Copy each line below in which the string "SDTVAR" occurs.

## Provided records
※

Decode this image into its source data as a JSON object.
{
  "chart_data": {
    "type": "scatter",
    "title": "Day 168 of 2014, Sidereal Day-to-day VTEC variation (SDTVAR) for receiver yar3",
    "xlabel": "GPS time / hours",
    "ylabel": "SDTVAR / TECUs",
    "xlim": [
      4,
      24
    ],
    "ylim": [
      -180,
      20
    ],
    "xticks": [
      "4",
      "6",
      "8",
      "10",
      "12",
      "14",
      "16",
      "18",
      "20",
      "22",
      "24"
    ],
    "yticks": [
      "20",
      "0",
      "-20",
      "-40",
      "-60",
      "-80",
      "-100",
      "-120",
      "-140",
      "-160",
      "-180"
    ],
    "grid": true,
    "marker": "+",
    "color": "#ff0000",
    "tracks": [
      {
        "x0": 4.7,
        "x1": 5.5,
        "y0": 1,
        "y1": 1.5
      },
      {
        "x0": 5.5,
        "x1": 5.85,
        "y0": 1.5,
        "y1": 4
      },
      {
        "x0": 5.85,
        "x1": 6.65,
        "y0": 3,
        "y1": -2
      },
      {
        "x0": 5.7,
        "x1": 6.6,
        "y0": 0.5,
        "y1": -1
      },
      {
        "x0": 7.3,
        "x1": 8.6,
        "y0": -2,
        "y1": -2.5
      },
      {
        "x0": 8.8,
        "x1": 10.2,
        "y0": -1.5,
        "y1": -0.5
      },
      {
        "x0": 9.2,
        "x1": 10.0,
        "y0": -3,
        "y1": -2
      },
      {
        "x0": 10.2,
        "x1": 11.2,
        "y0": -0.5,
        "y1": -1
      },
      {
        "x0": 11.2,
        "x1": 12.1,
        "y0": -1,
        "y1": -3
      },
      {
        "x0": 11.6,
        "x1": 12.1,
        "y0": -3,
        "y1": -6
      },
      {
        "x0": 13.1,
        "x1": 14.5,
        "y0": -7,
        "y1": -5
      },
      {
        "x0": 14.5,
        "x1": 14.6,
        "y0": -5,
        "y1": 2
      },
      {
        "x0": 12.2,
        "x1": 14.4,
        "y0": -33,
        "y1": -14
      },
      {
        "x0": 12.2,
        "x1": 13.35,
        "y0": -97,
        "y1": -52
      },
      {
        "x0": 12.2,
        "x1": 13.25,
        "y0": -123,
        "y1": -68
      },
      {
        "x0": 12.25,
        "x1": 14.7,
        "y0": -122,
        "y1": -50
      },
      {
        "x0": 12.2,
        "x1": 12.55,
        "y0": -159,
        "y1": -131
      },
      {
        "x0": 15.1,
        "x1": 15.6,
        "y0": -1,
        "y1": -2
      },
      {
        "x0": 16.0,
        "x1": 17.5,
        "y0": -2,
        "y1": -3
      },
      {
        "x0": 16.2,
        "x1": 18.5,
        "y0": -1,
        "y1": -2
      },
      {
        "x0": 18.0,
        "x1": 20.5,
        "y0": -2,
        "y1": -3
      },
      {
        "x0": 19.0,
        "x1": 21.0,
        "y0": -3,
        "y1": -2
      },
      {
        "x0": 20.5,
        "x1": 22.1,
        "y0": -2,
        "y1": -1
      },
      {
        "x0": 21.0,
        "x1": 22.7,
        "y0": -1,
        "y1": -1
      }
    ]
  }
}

※

## Answer to the task
    "title": "Day 168 of 2014, Sidereal Day-to-day VTEC variation (SDTVAR) for receiver yar3",
    "ylabel": "SDTVAR / TECUs",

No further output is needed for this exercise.